→ Work required: Filter these entries so that only lines with the word "income" remain.

>> begin Data provided

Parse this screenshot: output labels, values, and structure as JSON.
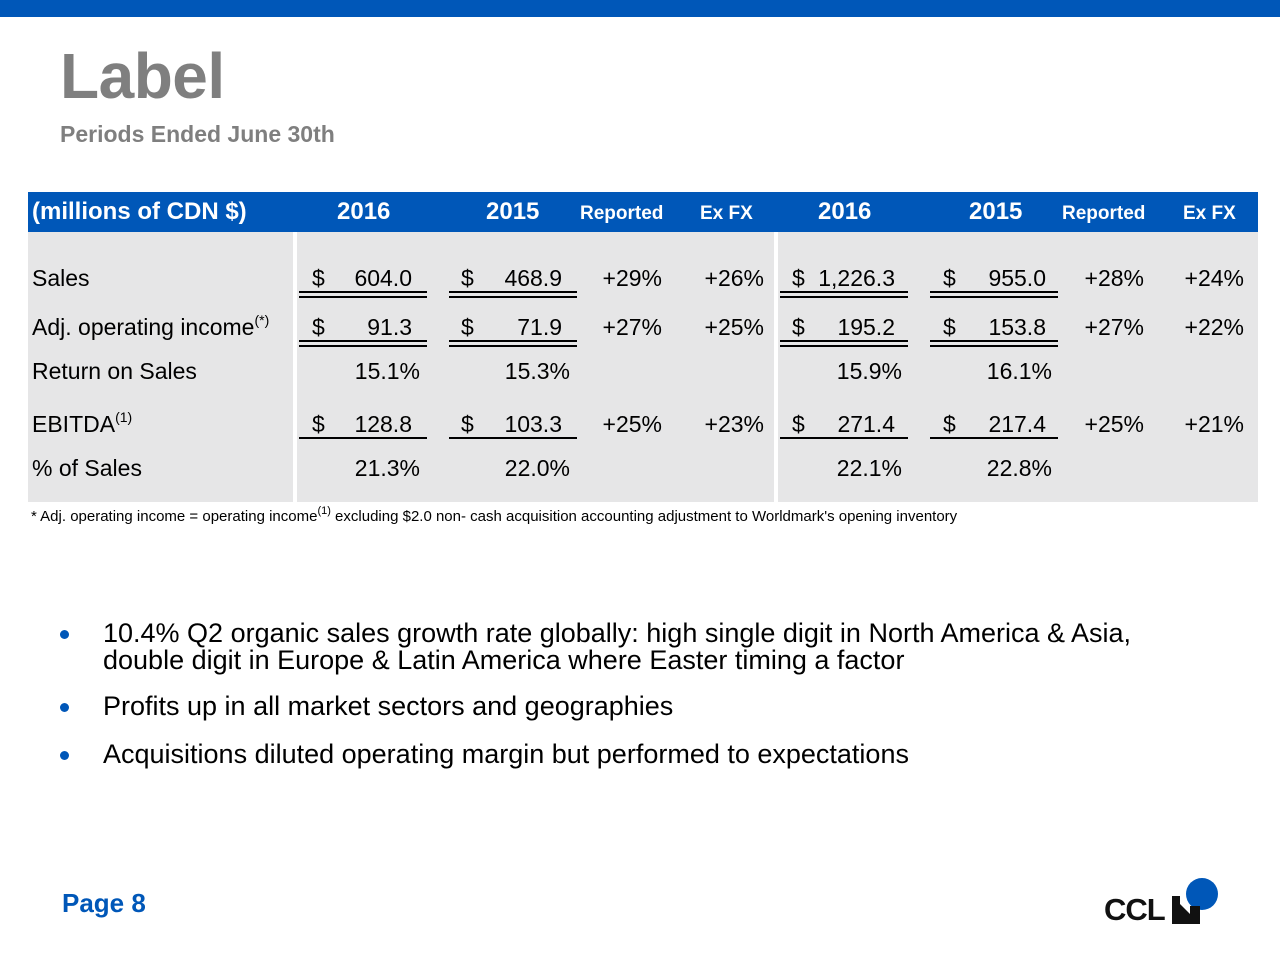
{
  "slide": {
    "title": "Label",
    "subtitle": "Periods Ended June 30th",
    "page_label": "Page 8"
  },
  "brand": {
    "logo_text": "CCL",
    "accent_color": "#0057b8",
    "panel_color": "#e6e6e7"
  },
  "table": {
    "unit_label": "(millions of CDN $)",
    "headers": [
      "2016",
      "2015",
      "Reported",
      "Ex FX",
      "2016",
      "2015",
      "Reported",
      "Ex FX"
    ],
    "rows": [
      {
        "label": "Sales",
        "sup": "",
        "cells": [
          "$",
          "604.0",
          "$",
          "468.9",
          "+29%",
          "+26%",
          "$",
          "1,226.3",
          "$",
          "955.0",
          "+28%",
          "+24%"
        ]
      },
      {
        "label": "Adj. operating income",
        "sup": "(*)",
        "cells": [
          "$",
          "91.3",
          "$",
          "71.9",
          "+27%",
          "+25%",
          "$",
          "195.2",
          "$",
          "153.8",
          "+27%",
          "+22%"
        ]
      },
      {
        "label": "Return on Sales",
        "sup": "",
        "cells": [
          "",
          "15.1%",
          "",
          "15.3%",
          "",
          "",
          "",
          "15.9%",
          "",
          "16.1%",
          "",
          ""
        ]
      },
      {
        "label": "EBITDA",
        "sup": "(1)",
        "cells": [
          "$",
          "128.8",
          "$",
          "103.3",
          "+25%",
          "+23%",
          "$",
          "271.4",
          "$",
          "217.4",
          "+25%",
          "+21%"
        ]
      },
      {
        "label": "% of Sales",
        "sup": "",
        "cells": [
          "",
          "21.3%",
          "",
          "22.0%",
          "",
          "",
          "",
          "22.1%",
          "",
          "22.8%",
          "",
          ""
        ]
      }
    ]
  },
  "footnote": {
    "part1": "* Adj. operating income = operating income",
    "sup": "(1)",
    "part2": " excluding $2.0 non- cash acquisition accounting adjustment to Worldmark's opening inventory"
  },
  "bullets": [
    "10.4% Q2 organic sales growth rate globally: high single digit in North America & Asia, double digit in Europe & Latin America where Easter timing a factor",
    "Profits up in all market sectors and geographies",
    "Acquisitions diluted operating margin but performed to expectations"
  ]
}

>> end Data provided

→ Finished exercise:
        "label": "Adj. operating income",
    "part1": "* Adj. operating income = operating income",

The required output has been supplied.